> **What the task asks**:
Gather all lines from the material that contain the word "network".

** Start of The data **

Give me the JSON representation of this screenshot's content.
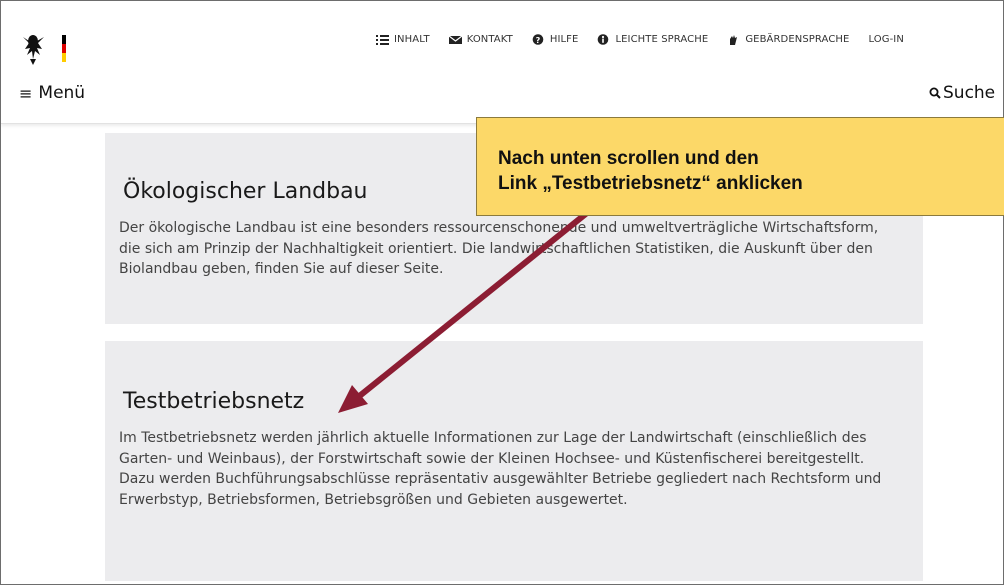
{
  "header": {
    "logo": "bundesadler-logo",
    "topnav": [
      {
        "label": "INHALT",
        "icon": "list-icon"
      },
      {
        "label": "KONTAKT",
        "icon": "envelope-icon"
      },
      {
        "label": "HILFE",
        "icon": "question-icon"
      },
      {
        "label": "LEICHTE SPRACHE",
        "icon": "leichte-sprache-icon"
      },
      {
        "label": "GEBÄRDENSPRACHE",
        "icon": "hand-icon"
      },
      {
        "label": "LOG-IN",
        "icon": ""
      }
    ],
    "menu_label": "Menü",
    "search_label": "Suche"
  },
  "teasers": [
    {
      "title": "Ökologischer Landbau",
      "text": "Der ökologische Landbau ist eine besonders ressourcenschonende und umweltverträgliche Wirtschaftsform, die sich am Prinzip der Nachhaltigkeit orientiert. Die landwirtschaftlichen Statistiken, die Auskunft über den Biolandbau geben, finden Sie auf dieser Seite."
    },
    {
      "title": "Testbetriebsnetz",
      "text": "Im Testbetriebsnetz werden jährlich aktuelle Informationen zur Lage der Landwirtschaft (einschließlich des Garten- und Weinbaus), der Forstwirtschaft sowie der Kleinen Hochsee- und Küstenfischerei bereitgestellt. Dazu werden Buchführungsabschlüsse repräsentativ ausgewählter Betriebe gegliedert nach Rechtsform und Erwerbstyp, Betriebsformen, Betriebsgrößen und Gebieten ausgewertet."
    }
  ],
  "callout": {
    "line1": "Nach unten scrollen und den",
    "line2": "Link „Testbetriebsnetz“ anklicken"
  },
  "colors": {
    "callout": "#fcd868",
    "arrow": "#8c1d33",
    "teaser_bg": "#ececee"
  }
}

** End of The data **
** Start of The data **

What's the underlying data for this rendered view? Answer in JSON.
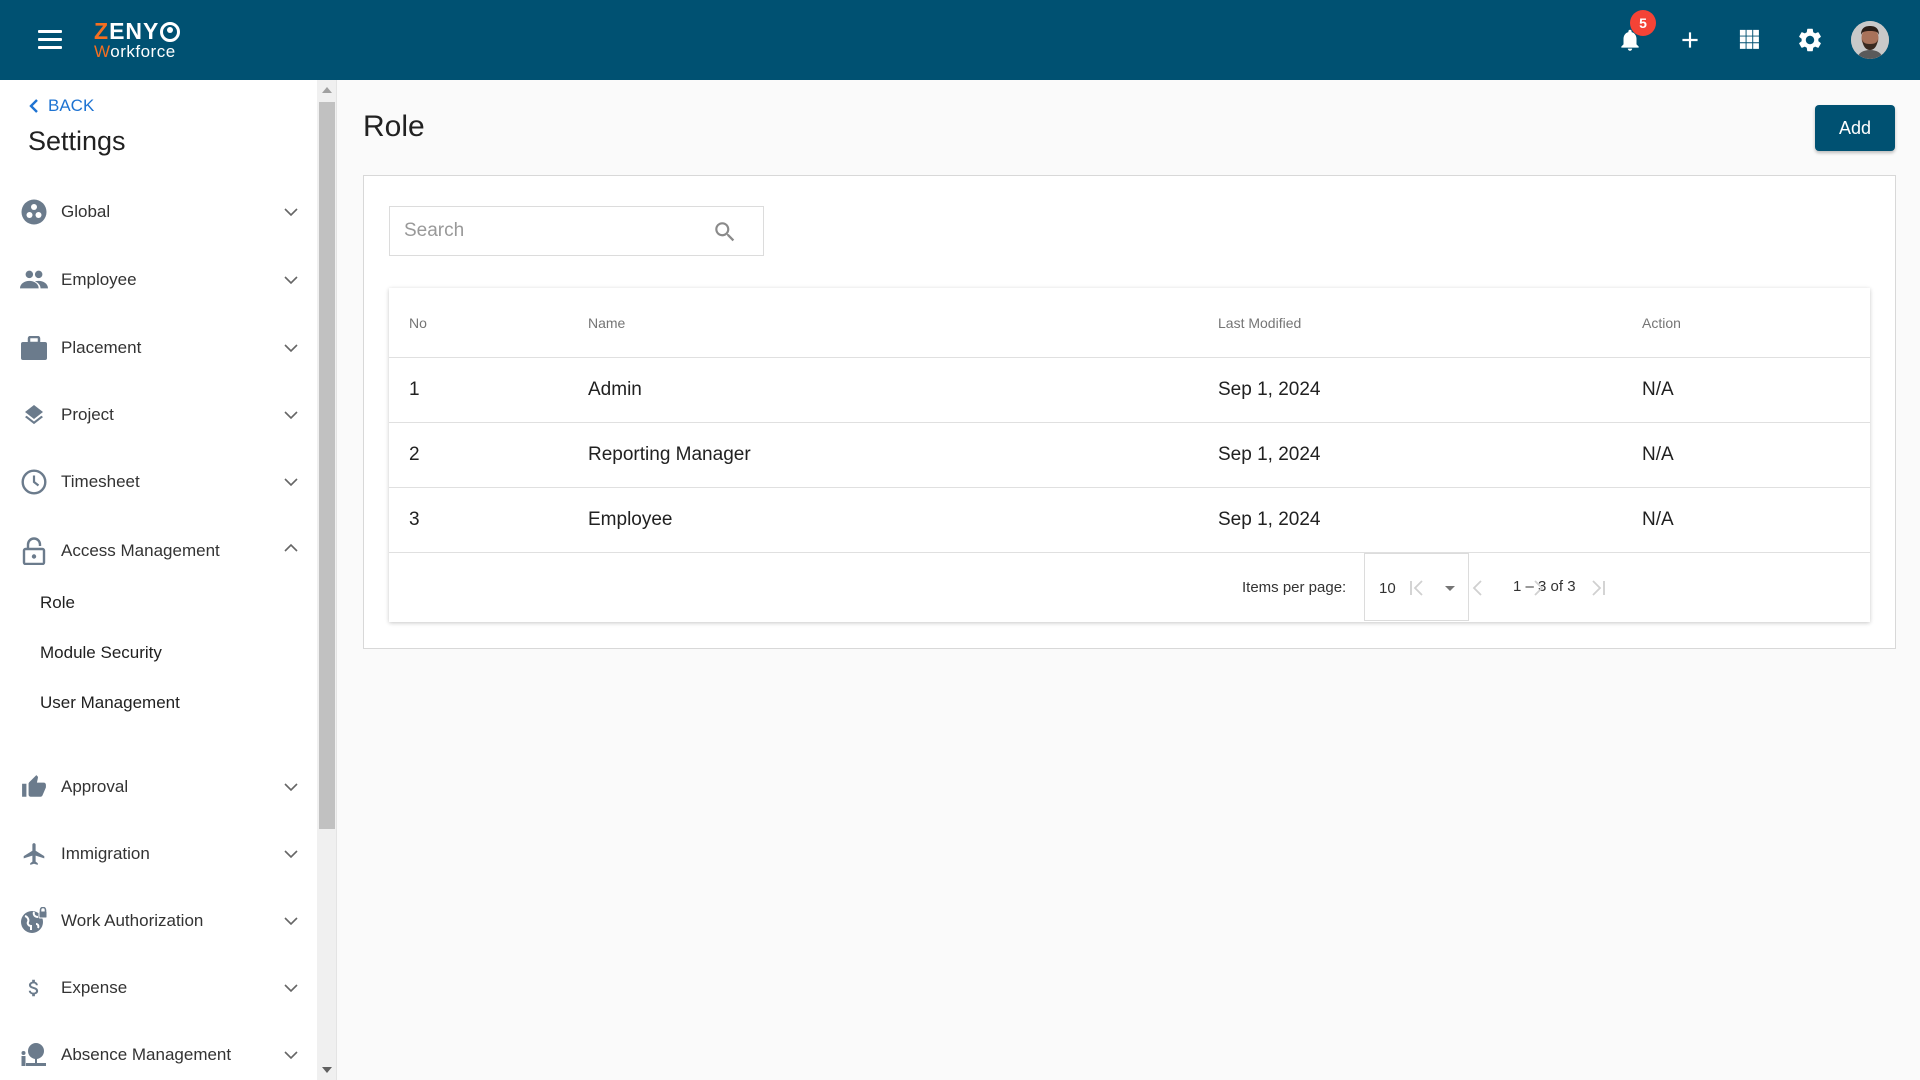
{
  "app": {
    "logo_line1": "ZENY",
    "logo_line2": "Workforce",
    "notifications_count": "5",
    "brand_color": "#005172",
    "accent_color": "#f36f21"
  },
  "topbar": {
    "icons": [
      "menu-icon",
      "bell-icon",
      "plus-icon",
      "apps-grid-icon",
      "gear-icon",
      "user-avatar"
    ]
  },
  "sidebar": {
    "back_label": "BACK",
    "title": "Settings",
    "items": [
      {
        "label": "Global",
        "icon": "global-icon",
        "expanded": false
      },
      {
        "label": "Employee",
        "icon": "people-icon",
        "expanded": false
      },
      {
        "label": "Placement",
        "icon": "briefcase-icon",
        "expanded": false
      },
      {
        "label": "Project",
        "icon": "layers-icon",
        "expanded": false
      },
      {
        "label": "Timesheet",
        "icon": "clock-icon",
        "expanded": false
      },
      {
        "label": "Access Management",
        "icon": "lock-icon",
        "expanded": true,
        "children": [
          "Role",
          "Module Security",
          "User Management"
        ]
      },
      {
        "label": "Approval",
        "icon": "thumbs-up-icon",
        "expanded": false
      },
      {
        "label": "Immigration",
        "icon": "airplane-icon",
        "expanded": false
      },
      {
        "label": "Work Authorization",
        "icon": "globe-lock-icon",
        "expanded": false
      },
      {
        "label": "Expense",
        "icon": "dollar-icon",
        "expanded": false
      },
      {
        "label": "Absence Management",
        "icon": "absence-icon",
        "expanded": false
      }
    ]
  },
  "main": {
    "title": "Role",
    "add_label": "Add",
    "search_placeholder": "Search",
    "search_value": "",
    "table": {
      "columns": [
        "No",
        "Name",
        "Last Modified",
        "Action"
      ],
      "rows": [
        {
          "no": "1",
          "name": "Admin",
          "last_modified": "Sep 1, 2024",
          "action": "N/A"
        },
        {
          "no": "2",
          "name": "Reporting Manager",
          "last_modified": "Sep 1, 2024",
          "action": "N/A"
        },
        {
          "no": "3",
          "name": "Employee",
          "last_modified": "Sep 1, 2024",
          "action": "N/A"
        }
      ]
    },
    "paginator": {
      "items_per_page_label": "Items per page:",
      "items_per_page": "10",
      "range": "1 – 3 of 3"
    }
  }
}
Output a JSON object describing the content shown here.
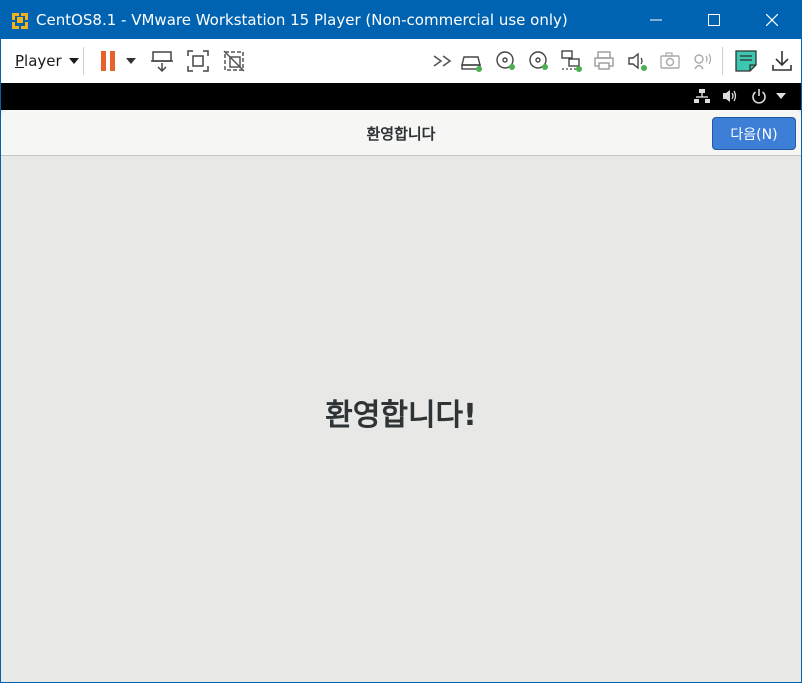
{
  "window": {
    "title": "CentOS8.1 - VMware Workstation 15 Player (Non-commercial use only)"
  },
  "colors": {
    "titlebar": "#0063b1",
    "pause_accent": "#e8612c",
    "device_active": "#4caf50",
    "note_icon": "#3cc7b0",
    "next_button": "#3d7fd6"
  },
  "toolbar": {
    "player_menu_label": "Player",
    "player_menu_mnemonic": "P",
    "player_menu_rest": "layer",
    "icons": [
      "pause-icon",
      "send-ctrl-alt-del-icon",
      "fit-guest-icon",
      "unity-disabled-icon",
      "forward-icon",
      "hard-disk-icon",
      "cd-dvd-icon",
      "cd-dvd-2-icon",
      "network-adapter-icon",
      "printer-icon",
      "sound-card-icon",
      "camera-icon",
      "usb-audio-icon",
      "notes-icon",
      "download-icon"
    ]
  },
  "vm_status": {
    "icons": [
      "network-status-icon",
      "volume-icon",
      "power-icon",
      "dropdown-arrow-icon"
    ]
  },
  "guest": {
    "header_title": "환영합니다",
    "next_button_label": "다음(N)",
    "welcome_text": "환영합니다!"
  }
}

** End of The data **

> **Written reply**:
      "network-adapter-icon",
      "network-status-icon",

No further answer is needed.